What to do
Tally the lines in the data that follows that include the word "into", and report nothing but the total.

Material for this task
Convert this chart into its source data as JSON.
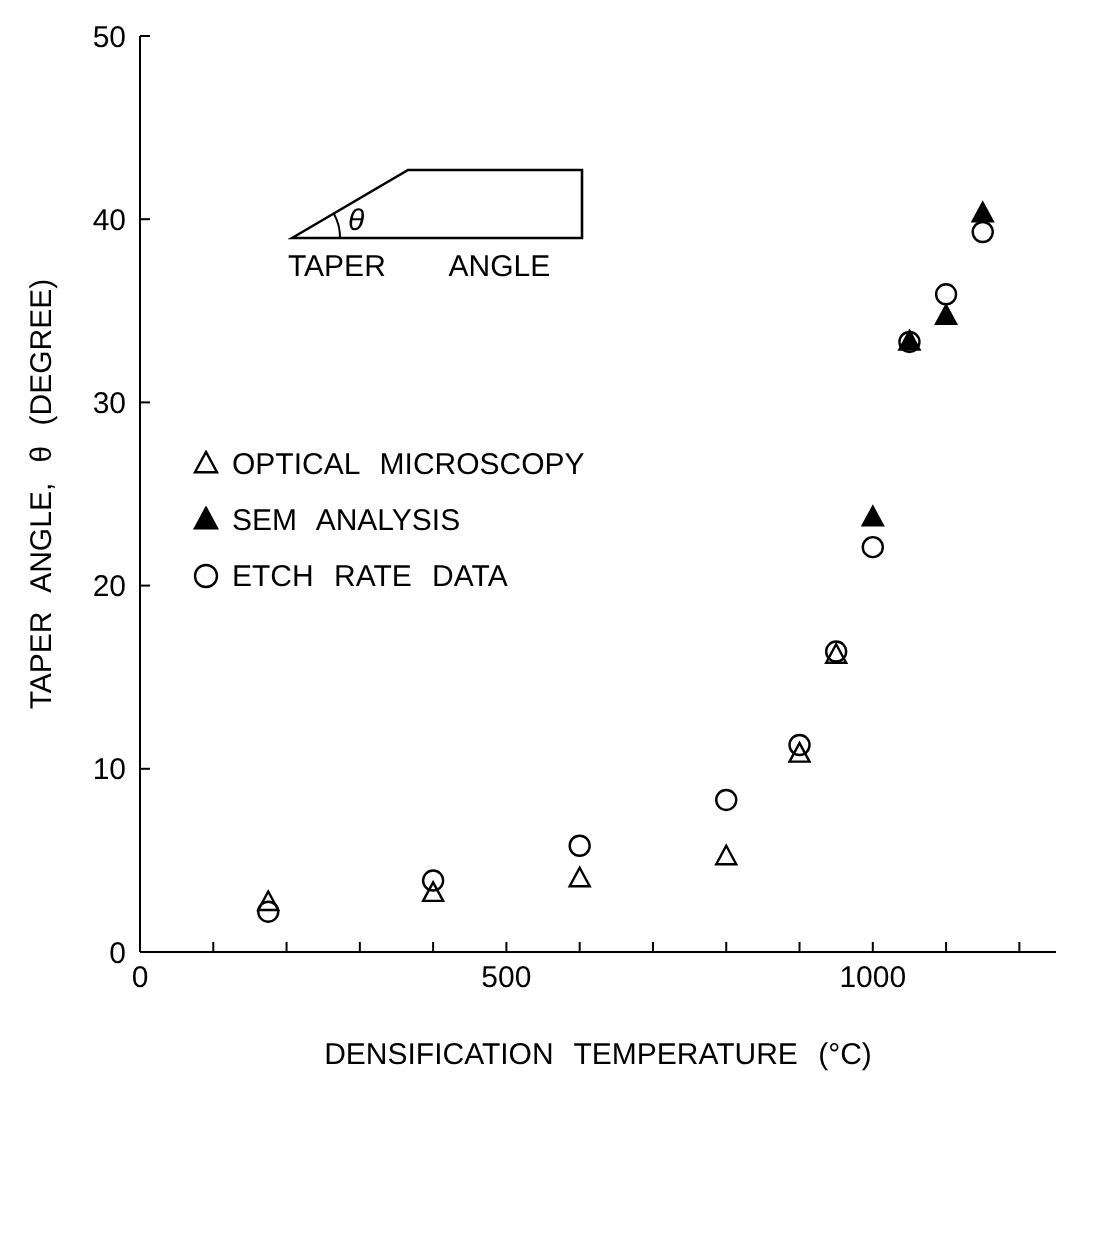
{
  "chart_data": {
    "type": "scatter",
    "xlabel": "DENSIFICATION TEMPERATURE (°C)",
    "ylabel": "TAPER ANGLE, θ (DEGREE)",
    "xlim": [
      0,
      1250
    ],
    "xticks": [
      0,
      {
        "value": 100,
        "label": null
      },
      {
        "value": 200,
        "label": null
      },
      {
        "value": 300,
        "label": null
      },
      {
        "value": 400,
        "label": null
      },
      500,
      {
        "value": 600,
        "label": null
      },
      {
        "value": 700,
        "label": null
      },
      {
        "value": 800,
        "label": null
      },
      {
        "value": 900,
        "label": null
      },
      1000,
      {
        "value": 1100,
        "label": null
      },
      {
        "value": 1200,
        "label": null
      }
    ],
    "ylim": [
      0,
      50
    ],
    "yticks": [
      0,
      10,
      20,
      30,
      40,
      50
    ],
    "grid": false,
    "legend": "left",
    "annotations": [
      "θ",
      "TAPER ANGLE"
    ],
    "series": [
      {
        "name": "OPTICAL MICROSCOPY",
        "marker": "triangle",
        "color": "#000000",
        "x": [
          175,
          400,
          600,
          800,
          900,
          950
        ],
        "values": [
          2.7,
          3.2,
          4.0,
          5.2,
          10.8,
          16.2
        ]
      },
      {
        "name": "SEM ANALYSIS",
        "marker": "triangle",
        "color": "#000000",
        "x": [
          1000,
          1050,
          1100,
          1150
        ],
        "values": [
          23.7,
          33.3,
          34.7,
          40.3
        ]
      },
      {
        "name": "ETCH RATE DATA",
        "marker": "circle",
        "color": "#000000",
        "x": [
          175,
          400,
          600,
          800,
          900,
          950,
          1000,
          1050,
          1100,
          1150
        ],
        "values": [
          2.2,
          3.9,
          5.8,
          8.3,
          11.3,
          16.4,
          22.1,
          33.3,
          35.9,
          39.3
        ]
      }
    ]
  }
}
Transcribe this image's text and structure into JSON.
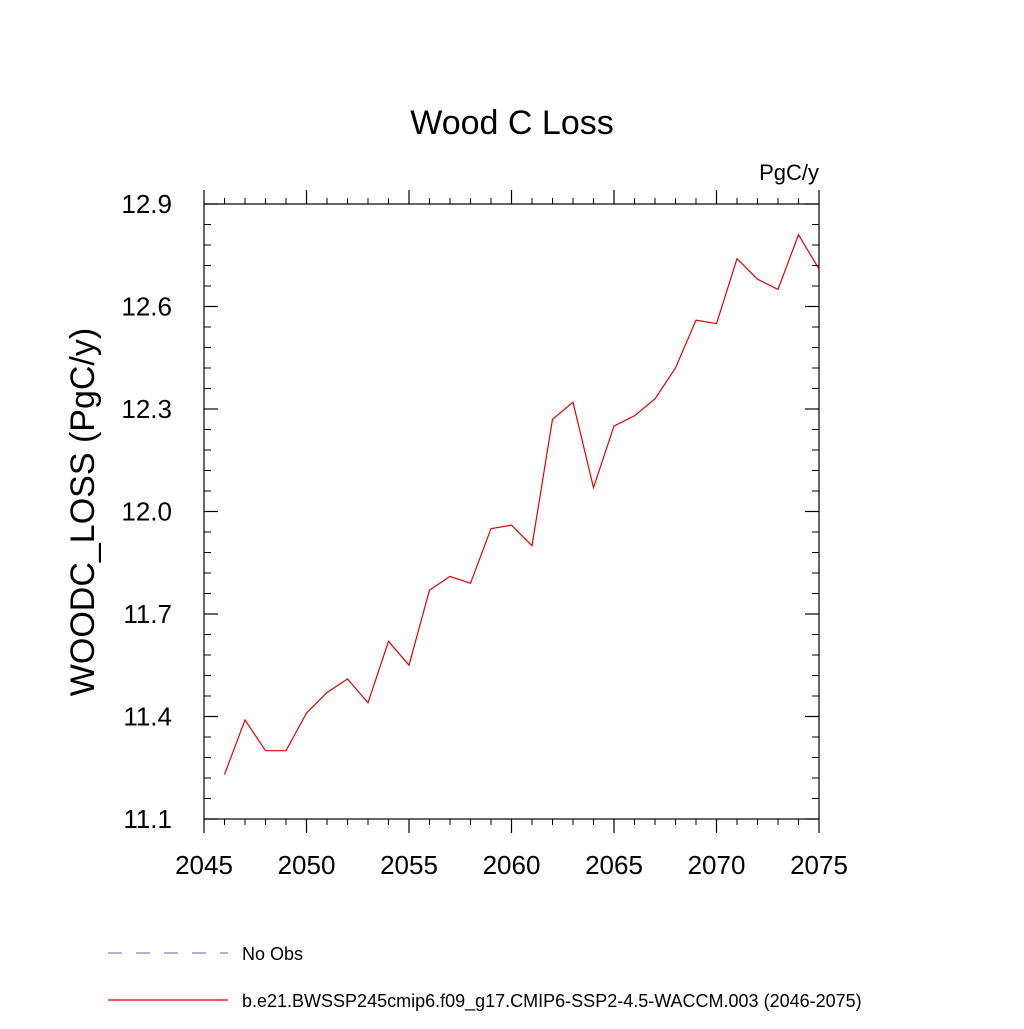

Task response
2